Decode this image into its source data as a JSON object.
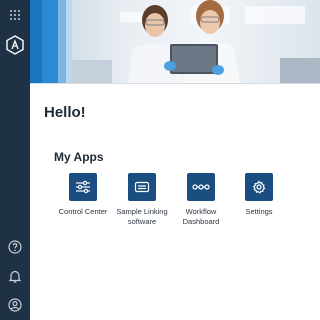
{
  "rail": {
    "icons": [
      "apps-grid-icon",
      "brand-logo-icon",
      "help-icon",
      "notifications-icon",
      "user-account-icon"
    ],
    "background": "#1f3145"
  },
  "page": {
    "greeting": "Hello!",
    "apps_section_title": "My Apps"
  },
  "apps": [
    {
      "label": "Control Center",
      "icon": "sliders-icon"
    },
    {
      "label": "Sample Linking software",
      "icon": "sample-card-icon"
    },
    {
      "label": "Workflow Dashboard",
      "icon": "workflow-icon"
    },
    {
      "label": "Settings",
      "icon": "gear-icon"
    }
  ],
  "colors": {
    "accent": "#1b4e80",
    "rail": "#1f3145",
    "hero_blue": "#1b76c2",
    "hero_light_blue": "#7bb6e3"
  }
}
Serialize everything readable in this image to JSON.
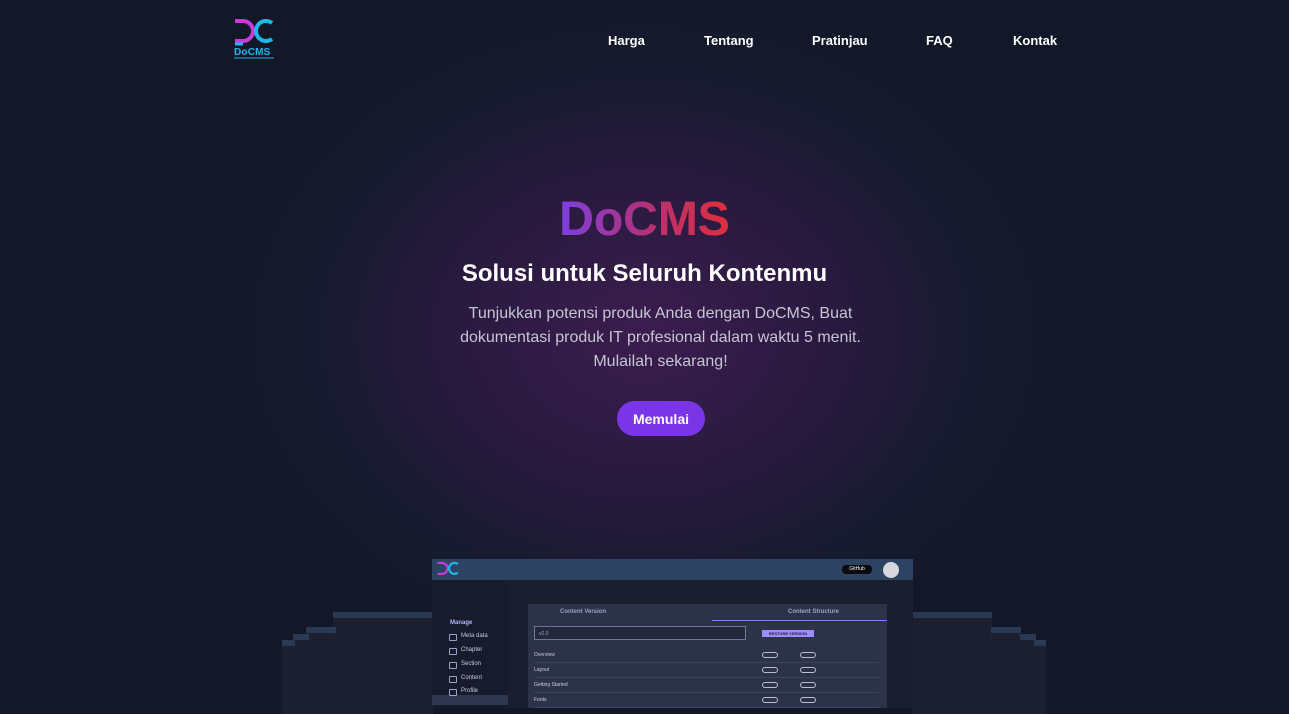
{
  "brand": {
    "name": "DoCMS"
  },
  "nav": {
    "items": [
      "Harga",
      "Tentang",
      "Pratinjau",
      "FAQ",
      "Kontak"
    ]
  },
  "hero": {
    "title": "DoCMS",
    "subtitle": "Solusi untuk Seluruh Kontenmu",
    "description": "Tunjukkan potensi produk Anda dengan DoCMS, Buat dokumentasi produk IT profesional dalam waktu 5 menit. Mulailah sekarang!",
    "cta_label": "Memulai"
  },
  "preview": {
    "github_label": "GitHub",
    "sidebar_heading": "Manage",
    "sidebar_items": [
      "Meta data",
      "Chapter",
      "Section",
      "Content",
      "Profile"
    ],
    "tabs": [
      "Content Version",
      "Content Structure"
    ],
    "input_value": "v2.0",
    "button_label": "RESTORE VERSION",
    "rows": [
      "Overview",
      "Layout",
      "Getting Started",
      "Fonts"
    ]
  },
  "colors": {
    "accent": "#7a36e6",
    "title_gradient_start": "#7b3fe4",
    "title_gradient_end": "#e02f3a",
    "background": "#161a2e"
  }
}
_ _ _ _
## AIM OF THE EXERCISE
Return each line exactly as written. Any picture gets left out.

## REPLY TO THE EXERCISE
Decode this image into its source data as a JSON object.
{
  "rail": {
    "icons": [
      "apps-grid-icon",
      "brand-logo-icon",
      "help-icon",
      "notifications-icon",
      "user-account-icon"
    ],
    "background": "#1f3145"
  },
  "page": {
    "greeting": "Hello!",
    "apps_section_title": "My Apps"
  },
  "apps": [
    {
      "label": "Control Center",
      "icon": "sliders-icon"
    },
    {
      "label": "Sample Linking software",
      "icon": "sample-card-icon"
    },
    {
      "label": "Workflow Dashboard",
      "icon": "workflow-icon"
    },
    {
      "label": "Settings",
      "icon": "gear-icon"
    }
  ],
  "colors": {
    "accent": "#1b4e80",
    "rail": "#1f3145",
    "hero_blue": "#1b76c2",
    "hero_light_blue": "#7bb6e3"
  }
}
Serialize everything readable in this image to JSON.
{
  "brand": {
    "name": "DoCMS"
  },
  "nav": {
    "items": [
      "Harga",
      "Tentang",
      "Pratinjau",
      "FAQ",
      "Kontak"
    ]
  },
  "hero": {
    "title": "DoCMS",
    "subtitle": "Solusi untuk Seluruh Kontenmu",
    "description": "Tunjukkan potensi produk Anda dengan DoCMS, Buat dokumentasi produk IT profesional dalam waktu 5 menit. Mulailah sekarang!",
    "cta_label": "Memulai"
  },
  "preview": {
    "github_label": "GitHub",
    "sidebar_heading": "Manage",
    "sidebar_items": [
      "Meta data",
      "Chapter",
      "Section",
      "Content",
      "Profile"
    ],
    "tabs": [
      "Content Version",
      "Content Structure"
    ],
    "input_value": "v2.0",
    "button_label": "RESTORE VERSION",
    "rows": [
      "Overview",
      "Layout",
      "Getting Started",
      "Fonts"
    ]
  },
  "colors": {
    "accent": "#7a36e6",
    "title_gradient_start": "#7b3fe4",
    "title_gradient_end": "#e02f3a",
    "background": "#161a2e"
  }
}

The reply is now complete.